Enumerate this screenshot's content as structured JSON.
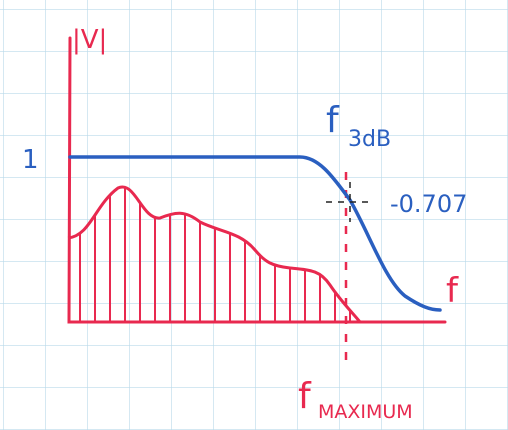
{
  "labels": {
    "y_axis": "|V|",
    "unity": "1",
    "f3db": {
      "f": "f",
      "sub": "3dB"
    },
    "level": "-0.707",
    "x_axis": "f",
    "fmax": {
      "f": "f",
      "sub": "MAXIMUM"
    }
  }
}
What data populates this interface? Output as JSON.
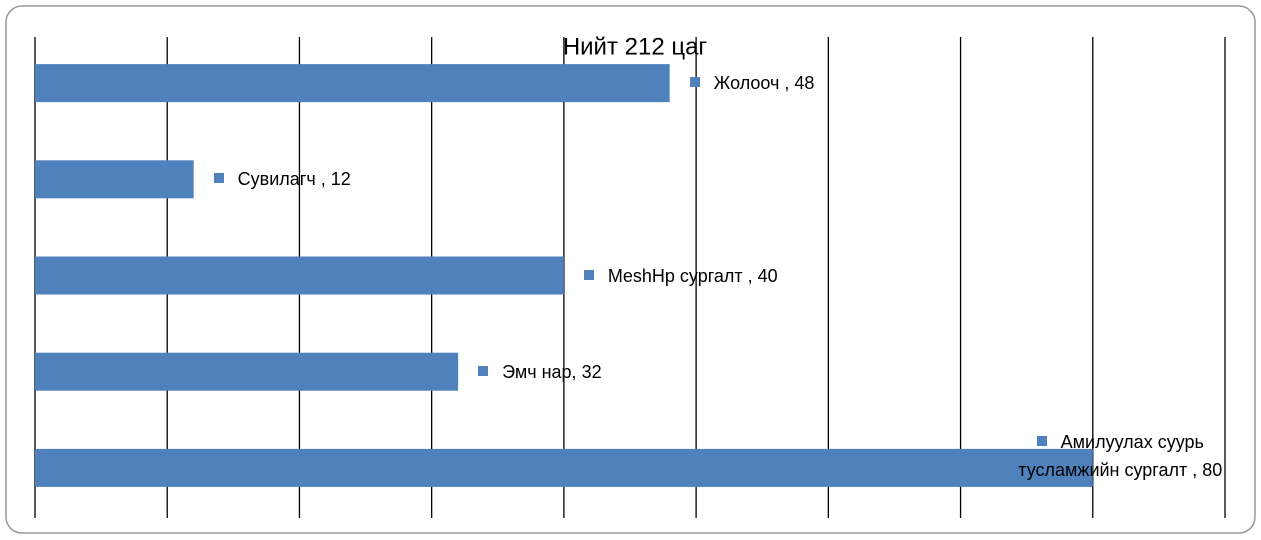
{
  "chart_data": {
    "type": "barh",
    "title": "Нийт 212 цаг",
    "values": [
      48,
      12,
      40,
      32,
      80
    ],
    "value_labels": [
      "Жолооч , 48",
      "Сувилагч , 12",
      "MeshHp сургалт , 40",
      "Эмч нар, 32",
      "Амилуулах суурь тусламжийн сургалт , 80"
    ],
    "color": "#4f81bd",
    "xlim": [
      0,
      90
    ],
    "xticks": [
      0,
      10,
      20,
      30,
      40,
      50,
      60,
      70,
      80,
      90
    ],
    "grid": true
  }
}
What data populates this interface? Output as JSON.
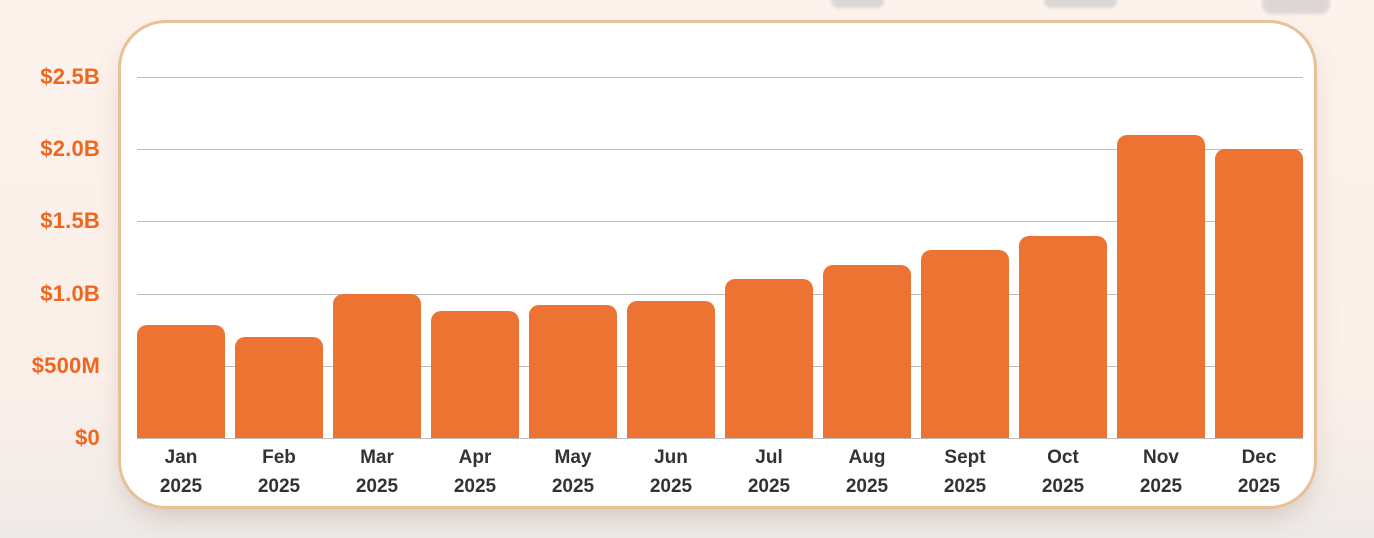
{
  "colors": {
    "page_bg_top": "#fdf2ec",
    "page_bg_bottom": "#eeeae8",
    "card_bg": "#ffffff",
    "card_border": "#e8c198",
    "gridline": "#bcbcbc",
    "bar_fill": "#ec7331",
    "y_label": "#f0661f",
    "x_label": "#333333",
    "cutoff_shape": "#d7d2d1"
  },
  "chart_data": {
    "type": "bar",
    "title": "",
    "categories": [
      "Jan",
      "Feb",
      "Mar",
      "Apr",
      "May",
      "Jun",
      "Jul",
      "Aug",
      "Sept",
      "Oct",
      "Nov",
      "Dec"
    ],
    "category_sublabel": "2025",
    "values_usd_billions": [
      0.78,
      0.7,
      1.0,
      0.88,
      0.92,
      0.95,
      1.1,
      1.2,
      1.3,
      1.4,
      2.1,
      2.0
    ],
    "ylim": [
      0,
      2.5
    ],
    "ytick_labels_bottom_to_top": [
      "$0",
      "$500M",
      "$1.0B",
      "$1.5B",
      "$2.0B",
      "$2.5B"
    ],
    "grid": "horizontal",
    "legend": "none",
    "bar_corner": "rounded-top"
  }
}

_Request:_
Take the listing and print it again exactly, but without any pictures.

_Task solution:_
Enumerate this screenshot's content as structured JSON.
{
  "labels": {
    "y_axis": "|V|",
    "unity": "1",
    "f3db": {
      "f": "f",
      "sub": "3dB"
    },
    "level": "-0.707",
    "x_axis": "f",
    "fmax": {
      "f": "f",
      "sub": "MAXIMUM"
    }
  }
}
What data populates this interface? Output as JSON.
{
  "chart_data": {
    "type": "barh",
    "title": "Нийт 212 цаг",
    "values": [
      48,
      12,
      40,
      32,
      80
    ],
    "value_labels": [
      "Жолооч , 48",
      "Сувилагч , 12",
      "MeshHp сургалт , 40",
      "Эмч нар, 32",
      "Амилуулах суурь тусламжийн сургалт , 80"
    ],
    "color": "#4f81bd",
    "xlim": [
      0,
      90
    ],
    "xticks": [
      0,
      10,
      20,
      30,
      40,
      50,
      60,
      70,
      80,
      90
    ],
    "grid": true
  }
}
What data populates this interface? Output as JSON.
{
  "colors": {
    "page_bg_top": "#fdf2ec",
    "page_bg_bottom": "#eeeae8",
    "card_bg": "#ffffff",
    "card_border": "#e8c198",
    "gridline": "#bcbcbc",
    "bar_fill": "#ec7331",
    "y_label": "#f0661f",
    "x_label": "#333333",
    "cutoff_shape": "#d7d2d1"
  },
  "chart_data": {
    "type": "bar",
    "title": "",
    "categories": [
      "Jan",
      "Feb",
      "Mar",
      "Apr",
      "May",
      "Jun",
      "Jul",
      "Aug",
      "Sept",
      "Oct",
      "Nov",
      "Dec"
    ],
    "category_sublabel": "2025",
    "values_usd_billions": [
      0.78,
      0.7,
      1.0,
      0.88,
      0.92,
      0.95,
      1.1,
      1.2,
      1.3,
      1.4,
      2.1,
      2.0
    ],
    "ylim": [
      0,
      2.5
    ],
    "ytick_labels_bottom_to_top": [
      "$0",
      "$500M",
      "$1.0B",
      "$1.5B",
      "$2.0B",
      "$2.5B"
    ],
    "grid": "horizontal",
    "legend": "none",
    "bar_corner": "rounded-top"
  }
}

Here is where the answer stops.